▶ EXCERPTED TEXT:
* BEGIN *

Serilog for Microservice architecture

September 29, 2019

Introduction

Below you will find some valuable practices I introduced for my current employer during last year.
If you already use Serilog and want to improve your logging process, be my guest.

1. Aggregate all the logs streams in one system

That may be a no-brainer for experienced developers of distributed systems, but still, it is worth mentioning explicitly. You should have one place where all the logs are stored. I have been using Seq but lots of other products are available.

Having one dedicated system makes it so much easier to extract information from the data. It is also more efficient in terms of computing resources. Last, but not least, it is easier to configure and maintain one system.

2. Apply properties to identify each service

After all log streams are forwarded into one system, you will need a flexible way to filter them. One way to distinguish events from various services is to enrich events with a Service property on the code level.

loggerConfiguration
    .Enrich.FromLogContext()
    .Enrich.WithProperty("Service", "OrderService")

That way, however, we are hardcoding deployment-side configuration. Much more flexible approach is to use server-side property enrichment.

Seq has the ability to apply properties at the time of arrival from the source system. API keys are used to differentiate log events.

After a few attempts to structure those properties, I found out that the two-level hierarchy of properties is the most useful. The first level is for Application (for example "Shop") whereas the second level represents a Service within the application. Of course, general services that live outside any particular application are enriched only with 'Service' property.

Silvrback blog image

When any kind of request arrives at the edges of your system, it should immediately get a globally unique identifier which should be attached to all the log events generated in response. The identifier should be persisted through time and space.

A typical scenario that illustrates the lifetime of the correlation id:

User clicks some button on your web/mobile app.
The application generates GUID and attaches it as an HTTP header.
Backend server recognizes the header and enriches all the subsequent events.
Backend server decides that it needs to send some asynchronous message via service bus. Message metadata is filled with correlation id.
Another service receives the message, recognizes the correlation id and again uses .PushProperty to enrich its log events.
In the end, the service decides to prepare an email to be sent later. Correlation id is persisted along to be used when the time to send the email will come.

This example shows how correlation id should be alive as long as any consequence of the initial request is in progress. Practice shows that company-wide correlation id is a crucial part of microservices architecture.

using (LogContext.PushProperty("CorrelationId", correlationId))
{
    await next(context);
}

Note that every system in the chain should expect correlation id to be passed but generate its own if none is received. That would ensure that area as big as possible is covered.

4. Install Serilog.Exceptions package

Serilog.Exceptions is an innocuously simple but indispensable tool. Without it, your exceptions are going to be logged using .ToString() which almost always skips some important pieces of information. The package will destructure your exceptions (including lists, dictionaries, nested objects and so on) and attach rich representation to your log events.

If you are using EntityFrameworkCode, there is an additional must-have package Serilog.Exceptions.EntityFrameworkCore.

BTW, I am the maintainer of the Serilog.Exceptions package. Visit github page for details.

* END *

Region and label listings
* BEGIN *

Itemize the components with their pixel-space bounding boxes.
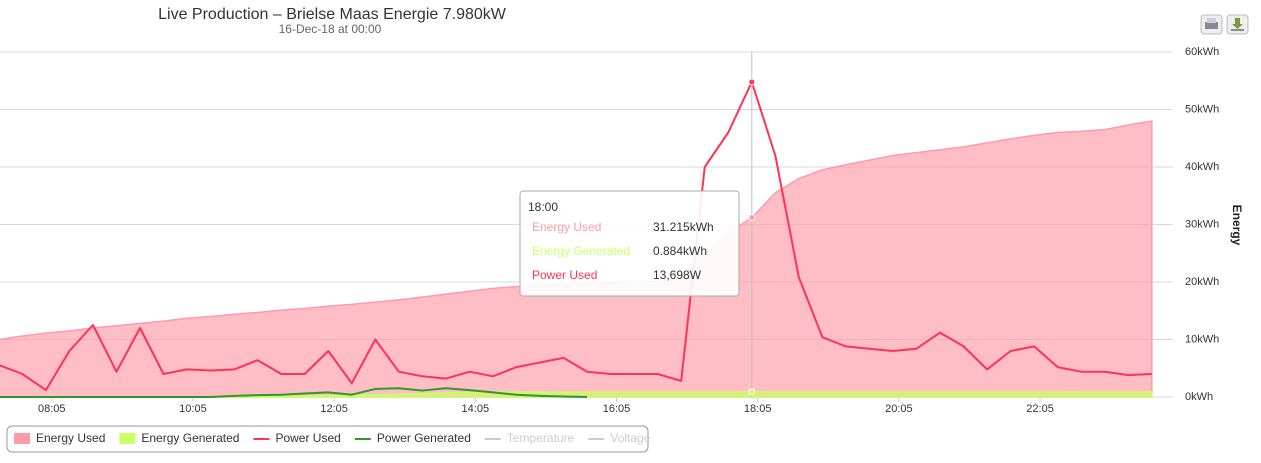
tooltip-series-name: Energy Generated [532, 244, 630, 258]
y-tick-label: 0kWh [1185, 391, 1213, 403]
legend-swatch [14, 433, 30, 444]
chart-subtitle: 16-Dec-18 at 00:00 [279, 22, 382, 36]
print-icon-paper [1207, 18, 1216, 23]
print-button[interactable] [1200, 14, 1223, 35]
plot-area [0, 51, 1173, 402]
tooltip-value: 31.215kWh [653, 220, 714, 234]
y-tick-label: 50kWh [1185, 103, 1219, 115]
x-tick-label: 22:05 [1026, 403, 1054, 415]
x-tick-label: 20:05 [885, 403, 913, 415]
tooltip-value: 0.884kWh [653, 244, 707, 258]
y-axis-title: Energy [1230, 205, 1244, 246]
legend-swatch [119, 433, 136, 444]
legend-label: Voltage [610, 431, 650, 445]
download-icon [1232, 18, 1243, 29]
legend-label: Power Used [275, 431, 340, 445]
tooltip-series-name: Power Used [532, 268, 597, 282]
legend-item[interactable]: Voltage [588, 431, 651, 445]
legend-item[interactable]: Temperature [484, 431, 575, 445]
x-tick-label: 18:05 [744, 403, 772, 415]
tooltip-box [519, 190, 740, 297]
x-tick-label: 16:05 [603, 403, 631, 415]
tooltip-marker [748, 388, 756, 396]
legend-label: Energy Generated [141, 431, 239, 445]
y-tick-label: 60kWh [1185, 46, 1219, 58]
y-tick-label: 40kWh [1185, 161, 1219, 173]
line [0, 80, 1152, 392]
tooltip-marker [748, 78, 756, 86]
legend-item[interactable]: Energy Used [14, 431, 105, 445]
y-tick-label: 30kWh [1185, 218, 1219, 230]
legend-label: Energy Used [36, 431, 105, 445]
tooltip-series-name: Energy Used [532, 220, 601, 234]
legend-label: Power Generated [377, 431, 471, 445]
tooltip-value: 13,698W [653, 268, 702, 282]
tooltip-marker [748, 214, 756, 222]
x-tick-label: 12:05 [320, 403, 348, 415]
x-tick-label: 10:05 [179, 403, 207, 415]
x-tick-label: 14:05 [462, 403, 490, 415]
print-icon [1205, 22, 1218, 29]
legend-box [6, 425, 649, 453]
x-tick-label: 08:05 [38, 403, 66, 415]
y-tick-label: 10kWh [1185, 333, 1219, 345]
line [0, 387, 588, 398]
y-tick-label: 20kWh [1185, 276, 1219, 288]
download-icon-base [1231, 29, 1244, 31]
legend-item[interactable]: Power Used [253, 431, 341, 445]
legend-label: Temperature [507, 431, 575, 445]
legend-item[interactable]: Power Generated [354, 431, 471, 445]
tooltip-title: 18:00 [528, 200, 558, 214]
legend-item[interactable]: Energy Generated [119, 431, 239, 445]
chart-title: Live Production – Brielse Maas Energie 7… [158, 6, 507, 23]
tooltip: 18:00 Energy Used 31.215kWh Energy Generate… [519, 190, 740, 297]
download-button[interactable] [1226, 14, 1249, 35]
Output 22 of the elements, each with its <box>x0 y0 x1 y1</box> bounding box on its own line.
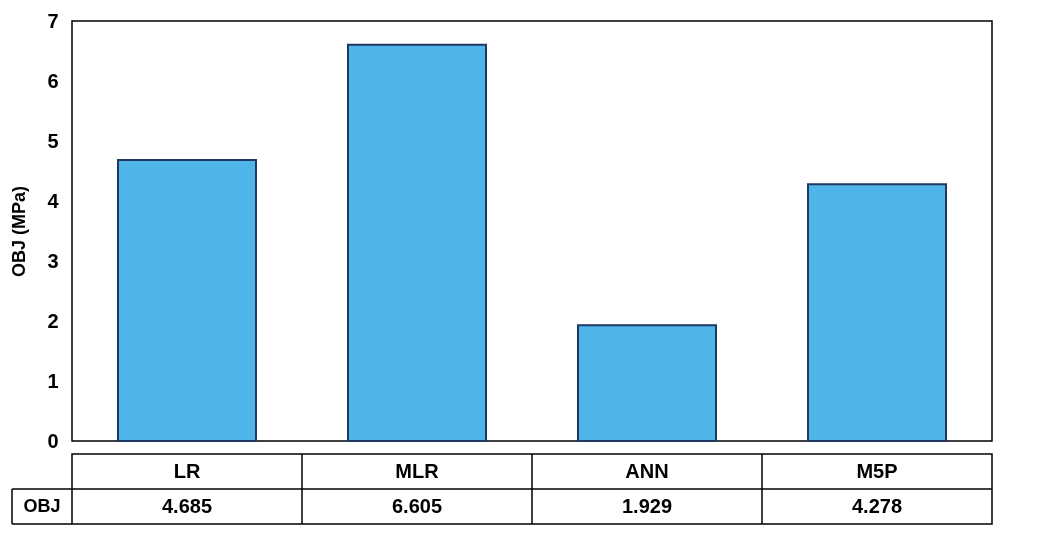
data-label: 6.605 <box>391 494 443 517</box>
y-tick-label: 3 <box>47 249 59 272</box>
y-tick-label: 4 <box>47 189 60 212</box>
bar <box>347 43 487 442</box>
data-label: 1.929 <box>621 494 673 517</box>
bar <box>807 183 947 442</box>
x-tick-label: M5P <box>856 459 898 482</box>
y-tick-label: 1 <box>47 369 59 392</box>
bar <box>117 158 257 442</box>
y-tick-label: 7 <box>47 9 59 32</box>
y-tick-label: 6 <box>47 69 59 92</box>
y-tick-label: 2 <box>47 309 59 332</box>
x-tick-label: LR <box>173 459 201 482</box>
data-label: 4.278 <box>851 494 903 517</box>
x-tick-label: MLR <box>395 459 440 482</box>
y-axis-title: OBJ (MPa) <box>9 185 30 278</box>
y-tick-label: 5 <box>47 129 59 152</box>
y-tick-label: 0 <box>47 429 59 452</box>
data-label: 4.685 <box>161 494 213 517</box>
bar <box>577 324 717 442</box>
x-tick-label: ANN <box>625 459 669 482</box>
text: OBJ <box>23 495 61 516</box>
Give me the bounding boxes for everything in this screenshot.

* END *

▶ WHAT IS REQUIRED:
Write out the Serilog text again from the words "In the end, the" through the words "of microservices architecture.", swapping "email" for "notification" wherever it occurs in that span.

▶ WRITTEN ANSWER:
In the end, the service decides to prepare an notification to be sent later. Correlation id is persisted along to be used when the time to send the notification will come.

This example shows how correlation id should be alive as long as any consequence of the initial request is in progress. Practice shows that company-wide correlation id is a crucial part of microservices architecture.